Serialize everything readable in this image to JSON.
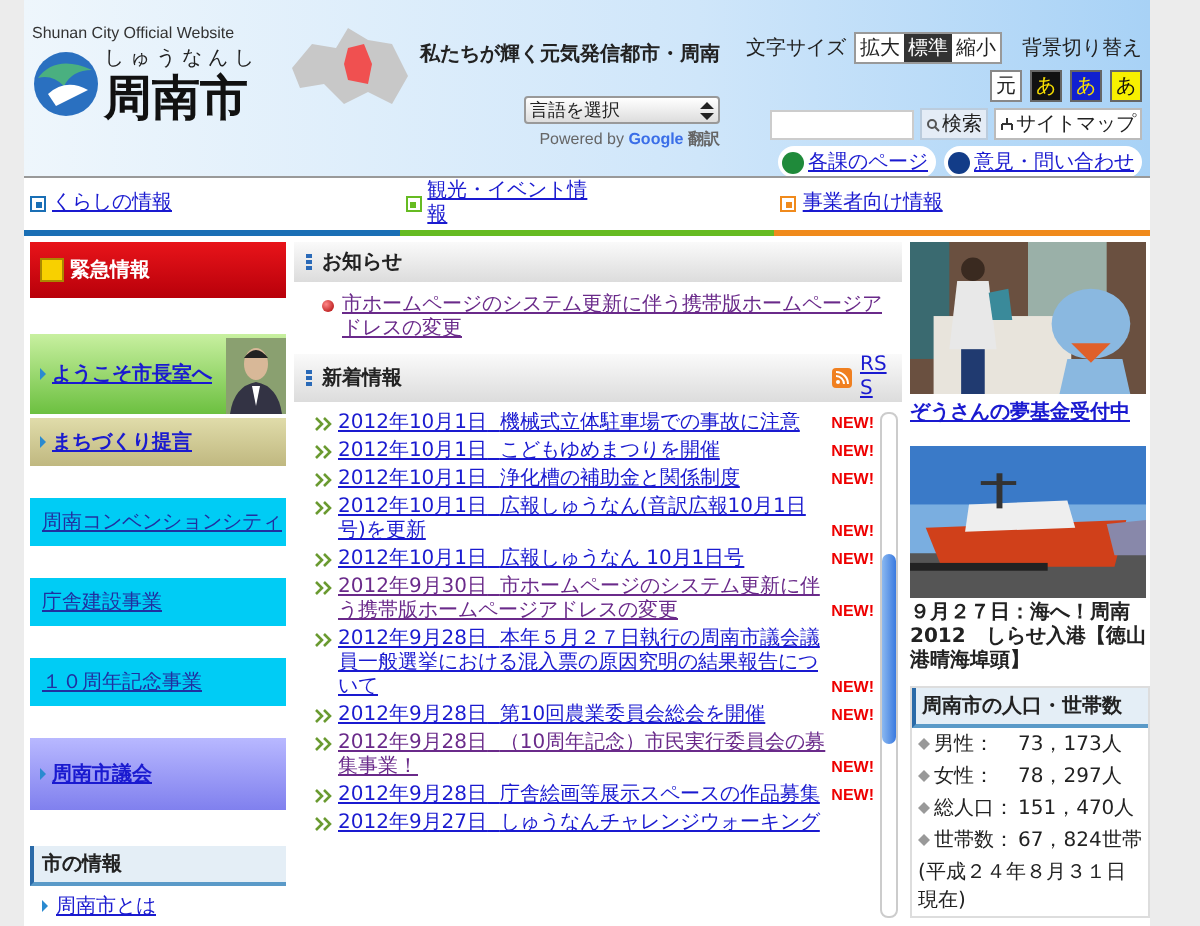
{
  "header": {
    "subtitle": "Shunan City Official Website",
    "reading": "しゅうなんし",
    "name": "周南市",
    "tagline": "私たちが輝く元気発信都市・周南",
    "text_size": {
      "label": "文字サイズ",
      "options": [
        {
          "label": "拡大",
          "selected": false
        },
        {
          "label": "標準",
          "selected": true
        },
        {
          "label": "縮小",
          "selected": false
        }
      ]
    },
    "background": {
      "label": "背景切り替え",
      "reset": "元",
      "options": [
        {
          "label": "あ",
          "color": "#111111"
        },
        {
          "label": "あ",
          "color": "#1020d0"
        },
        {
          "label": "あ",
          "color": "#f8f000"
        }
      ]
    },
    "search": {
      "button": "検索"
    },
    "sitemap": "サイトマップ",
    "language": {
      "value": "言語を選択",
      "powered": "Powered by",
      "brand": "Google",
      "translate": "翻訳"
    },
    "links": [
      {
        "label": "各課のページ",
        "color": "#1f8a3a"
      },
      {
        "label": "意見・問い合わせ",
        "color": "#123c88"
      }
    ]
  },
  "nav": [
    {
      "label": "くらしの情報",
      "color": "#1a6fb5"
    },
    {
      "label": "観光・イベント情報",
      "color": "#66bb22"
    },
    {
      "label": "事業者向け情報",
      "color": "#f08a1c"
    }
  ],
  "sidebar": {
    "items": [
      {
        "label": "緊急情報",
        "kind": "alert"
      },
      {
        "label": "ようこそ市長室へ",
        "kind": "mayor"
      },
      {
        "label": "まちづくり提言",
        "kind": "khaki"
      },
      {
        "label": "周南コンベンションシティ",
        "kind": "cyan"
      },
      {
        "label": "庁舎建設事業",
        "kind": "cyan"
      },
      {
        "label": "１０周年記念事業",
        "kind": "cyan"
      },
      {
        "label": "周南市議会",
        "kind": "purple"
      }
    ],
    "section": {
      "title": "市の情報",
      "links": [
        "周南市とは"
      ]
    }
  },
  "notices": {
    "title": "お知らせ",
    "items": [
      {
        "text": "市ホームページのシステム更新に伴う携帯版ホームページアドレスの変更",
        "visited": true
      }
    ]
  },
  "news": {
    "title": "新着情報",
    "rss": "RSS",
    "items": [
      {
        "date": "2012年10月1日",
        "text": "機械式立体駐車場での事故に注意",
        "badge": "NEW!",
        "visited": false
      },
      {
        "date": "2012年10月1日",
        "text": "こどもゆめまつりを開催",
        "badge": "NEW!",
        "visited": false
      },
      {
        "date": "2012年10月1日",
        "text": "浄化槽の補助金と関係制度",
        "badge": "NEW!",
        "visited": false
      },
      {
        "date": "2012年10月1日",
        "text": "広報しゅうなん(音訳広報10月1日号)を更新",
        "badge": "NEW!",
        "visited": false
      },
      {
        "date": "2012年10月1日",
        "text": "広報しゅうなん 10月1日号",
        "badge": "NEW!",
        "visited": false
      },
      {
        "date": "2012年9月30日",
        "text": "市ホームページのシステム更新に伴う携帯版ホームページアドレスの変更",
        "badge": "NEW!",
        "visited": true
      },
      {
        "date": "2012年9月28日",
        "text": "本年５月２７日執行の周南市議会議員一般選挙における混入票の原因究明の結果報告について",
        "badge": "NEW!",
        "visited": false
      },
      {
        "date": "2012年9月28日",
        "text": "第10回農業委員会総会を開催",
        "badge": "NEW!",
        "visited": false
      },
      {
        "date": "2012年9月28日",
        "text": "（10周年記念）市民実行委員会の募集事業！",
        "badge": "NEW!",
        "visited": true
      },
      {
        "date": "2012年9月28日",
        "text": "庁舎絵画等展示スペースの作品募集",
        "badge": "NEW!",
        "visited": false
      },
      {
        "date": "2012年9月27日",
        "text": "しゅうなんチャレンジウォーキング",
        "visited": false
      }
    ]
  },
  "features": [
    {
      "kind": "picture",
      "caption": "ぞうさんの夢基金受付中",
      "link": true
    },
    {
      "kind": "picture",
      "caption": "９月２７日：海へ！周南2012　しらせ入港【徳山港晴海埠頭】",
      "link": false
    }
  ],
  "population": {
    "title": "周南市の人口・世帯数",
    "rows": [
      {
        "label": "男性：",
        "value": "73，173人"
      },
      {
        "label": "女性：",
        "value": "78，297人"
      },
      {
        "label": "総人口：",
        "value": "151，470人"
      },
      {
        "label": "世帯数：",
        "value": "67，824世帯"
      }
    ],
    "note": "(平成２４年８月３１日現在)"
  }
}
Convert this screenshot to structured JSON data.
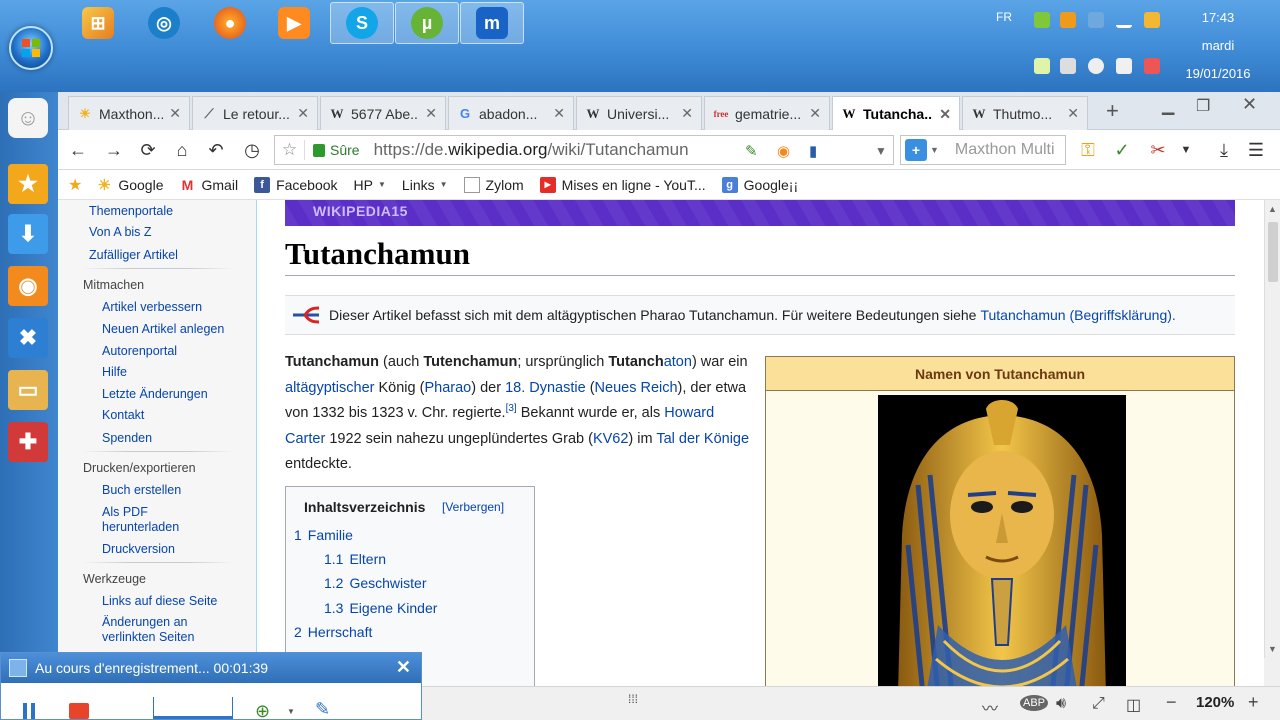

= = =

### [Task prompt]
Pick out every line of the listing containing the word "caption", and show those lines.

### [The response]
      "caption": "ぞうさんの夢基金受付中",
      "caption": "９月２７日：海へ！周南2012　しらせ入港【徳山港晴海埠頭】",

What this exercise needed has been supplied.